■ EXERCISE: Repeat each line word for word.
::::
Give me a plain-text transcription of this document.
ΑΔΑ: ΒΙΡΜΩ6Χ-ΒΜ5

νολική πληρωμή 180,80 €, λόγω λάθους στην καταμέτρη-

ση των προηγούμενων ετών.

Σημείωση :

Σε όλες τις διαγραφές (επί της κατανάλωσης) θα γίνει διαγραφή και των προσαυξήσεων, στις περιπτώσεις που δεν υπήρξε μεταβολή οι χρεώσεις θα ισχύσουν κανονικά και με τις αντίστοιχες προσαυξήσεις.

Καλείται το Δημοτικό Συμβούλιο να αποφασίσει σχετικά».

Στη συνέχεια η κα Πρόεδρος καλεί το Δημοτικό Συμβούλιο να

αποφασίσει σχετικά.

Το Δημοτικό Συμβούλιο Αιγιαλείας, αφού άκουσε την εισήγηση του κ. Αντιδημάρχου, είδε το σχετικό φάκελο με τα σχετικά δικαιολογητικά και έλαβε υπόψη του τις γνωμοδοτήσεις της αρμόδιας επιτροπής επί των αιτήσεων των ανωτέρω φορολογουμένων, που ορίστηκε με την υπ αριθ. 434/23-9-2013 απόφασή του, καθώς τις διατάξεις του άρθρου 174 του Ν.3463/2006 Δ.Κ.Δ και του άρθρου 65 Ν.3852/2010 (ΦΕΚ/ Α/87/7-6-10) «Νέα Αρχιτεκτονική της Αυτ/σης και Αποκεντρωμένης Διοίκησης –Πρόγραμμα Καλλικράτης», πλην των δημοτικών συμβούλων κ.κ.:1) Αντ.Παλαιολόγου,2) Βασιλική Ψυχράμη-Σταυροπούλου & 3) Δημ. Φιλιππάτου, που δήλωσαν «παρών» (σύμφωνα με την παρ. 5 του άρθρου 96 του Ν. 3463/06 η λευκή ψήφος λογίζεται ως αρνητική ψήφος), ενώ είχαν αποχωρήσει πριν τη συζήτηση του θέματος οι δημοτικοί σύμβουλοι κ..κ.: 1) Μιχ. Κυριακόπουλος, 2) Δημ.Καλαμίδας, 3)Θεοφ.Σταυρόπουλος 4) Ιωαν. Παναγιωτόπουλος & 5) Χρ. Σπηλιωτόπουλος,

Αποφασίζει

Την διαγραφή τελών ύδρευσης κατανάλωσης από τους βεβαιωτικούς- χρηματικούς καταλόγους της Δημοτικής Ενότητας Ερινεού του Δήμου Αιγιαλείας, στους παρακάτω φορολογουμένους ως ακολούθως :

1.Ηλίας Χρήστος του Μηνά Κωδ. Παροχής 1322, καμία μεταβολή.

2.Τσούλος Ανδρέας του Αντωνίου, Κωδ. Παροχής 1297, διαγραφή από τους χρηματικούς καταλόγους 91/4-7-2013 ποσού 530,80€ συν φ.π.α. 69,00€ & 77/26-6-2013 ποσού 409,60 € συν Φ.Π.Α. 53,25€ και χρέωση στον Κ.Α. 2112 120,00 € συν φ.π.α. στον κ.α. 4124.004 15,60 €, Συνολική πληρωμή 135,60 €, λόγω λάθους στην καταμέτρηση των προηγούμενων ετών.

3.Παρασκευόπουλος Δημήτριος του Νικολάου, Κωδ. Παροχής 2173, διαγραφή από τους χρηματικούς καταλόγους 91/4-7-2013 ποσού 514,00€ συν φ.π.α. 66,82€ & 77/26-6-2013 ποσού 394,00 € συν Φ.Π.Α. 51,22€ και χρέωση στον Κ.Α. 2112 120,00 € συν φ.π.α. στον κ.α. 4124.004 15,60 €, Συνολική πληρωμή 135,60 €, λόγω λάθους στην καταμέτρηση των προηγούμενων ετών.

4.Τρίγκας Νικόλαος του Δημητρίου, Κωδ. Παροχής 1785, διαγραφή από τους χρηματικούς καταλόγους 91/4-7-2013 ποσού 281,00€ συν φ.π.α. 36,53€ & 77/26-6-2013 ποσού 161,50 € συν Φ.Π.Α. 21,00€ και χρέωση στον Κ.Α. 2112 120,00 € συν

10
::::
■ RESPONSE:
Give me a plain-text transcription of this document.
ΑΔΑ: ΒΙΡΜΩ6Χ-ΒΜ5

νολική πληρωμή 180,80 €, λόγω λάθους στην καταμέτρη-

ση των προηγούμενων ετών.

Σημείωση :

Σε όλες τις διαγραφές (επί της κατανάλωσης) θα γίνει διαγραφή και των προσαυξήσεων, στις περιπτώσεις που δεν υπήρξε μεταβολή οι χρεώσεις θα ισχύσουν κανονικά και με τις αντίστοιχες προσαυξήσεις.

Καλείται το Δημοτικό Συμβούλιο να αποφασίσει σχετικά».

Στη συνέχεια η κα Πρόεδρος καλεί το Δημοτικό Συμβούλιο να

αποφασίσει σχετικά.

Το Δημοτικό Συμβούλιο Αιγιαλείας, αφού άκουσε την εισήγηση του κ. Αντιδημάρχου, είδε το σχετικό φάκελο με τα σχετικά δικαιολογητικά και έλαβε υπόψη του τις γνωμοδοτήσεις της αρμόδιας επιτροπής επί των αιτήσεων των ανωτέρω φορολογουμένων, που ορίστηκε με την υπ αριθ. 434/23-9-2013 απόφασή του, καθώς τις διατάξεις του άρθρου 174 του Ν.3463/2006 Δ.Κ.Δ και του άρθρου 65 Ν.3852/2010 (ΦΕΚ/ Α/87/7-6-10) «Νέα Αρχιτεκτονική της Αυτ/σης και Αποκεντρωμένης Διοίκησης –Πρόγραμμα Καλλικράτης», πλην των δημοτικών συμβούλων κ.κ.:1) Αντ.Παλαιολόγου,2) Βασιλική Ψυχράμη-Σταυροπούλου & 3) Δημ. Φιλιππάτου, που δήλωσαν «παρών» (σύμφωνα με την παρ. 5 του άρθρου 96 του Ν. 3463/06 η λευκή ψήφος λογίζεται ως αρνητική ψήφος), ενώ είχαν αποχωρήσει πριν τη συζήτηση του θέματος οι δημοτικοί σύμβουλοι κ..κ.: 1) Μιχ. Κυριακόπουλος, 2) Δημ.Καλαμίδας, 3)Θεοφ.Σταυρόπουλος 4) Ιωαν. Παναγιωτόπουλος & 5) Χρ. Σπηλιωτόπουλος,

Αποφασίζει

Την διαγραφή τελών ύδρευσης κατανάλωσης από τους βεβαιωτικούς- χρηματικούς καταλόγους της Δημοτικής Ενότητας Ερινεού του Δήμου Αιγιαλείας, στους παρακάτω φορολογουμένους ως ακολούθως :

1.Ηλίας Χρήστος του Μηνά Κωδ. Παροχής 1322, καμία μεταβολή.

2.Τσούλος Ανδρέας του Αντωνίου, Κωδ. Παροχής 1297, διαγραφή από τους χρηματικούς καταλόγους 91/4-7-2013 ποσού 530,80€ συν φ.π.α. 69,00€ & 77/26-6-2013 ποσού 409,60 € συν Φ.Π.Α. 53,25€ και χρέωση στον Κ.Α. 2112 120,00 € συν φ.π.α. στον κ.α. 4124.004 15,60 €, Συνολική πληρωμή 135,60 €, λόγω λάθους στην καταμέτρηση των προηγούμενων ετών.

3.Παρασκευόπουλος Δημήτριος του Νικολάου, Κωδ. Παροχής 2173, διαγραφή από τους χρηματικούς καταλόγους 91/4-7-2013 ποσού 514,00€ συν φ.π.α. 66,82€ & 77/26-6-2013 ποσού 394,00 € συν Φ.Π.Α. 51,22€ και χρέωση στον Κ.Α. 2112 120,00 € συν φ.π.α. στον κ.α. 4124.004 15,60 €, Συνολική πληρωμή 135,60 €, λόγω λάθους στην καταμέτρηση των προηγούμενων ετών.

4.Τρίγκας Νικόλαος του Δημητρίου, Κωδ. Παροχής 1785, διαγραφή από τους χρηματικούς καταλόγους 91/4-7-2013 ποσού 281,00€ συν φ.π.α. 36,53€ & 77/26-6-2013 ποσού 161,50 € συν Φ.Π.Α. 21,00€ και χρέωση στον Κ.Α. 2112 120,00 € συν

10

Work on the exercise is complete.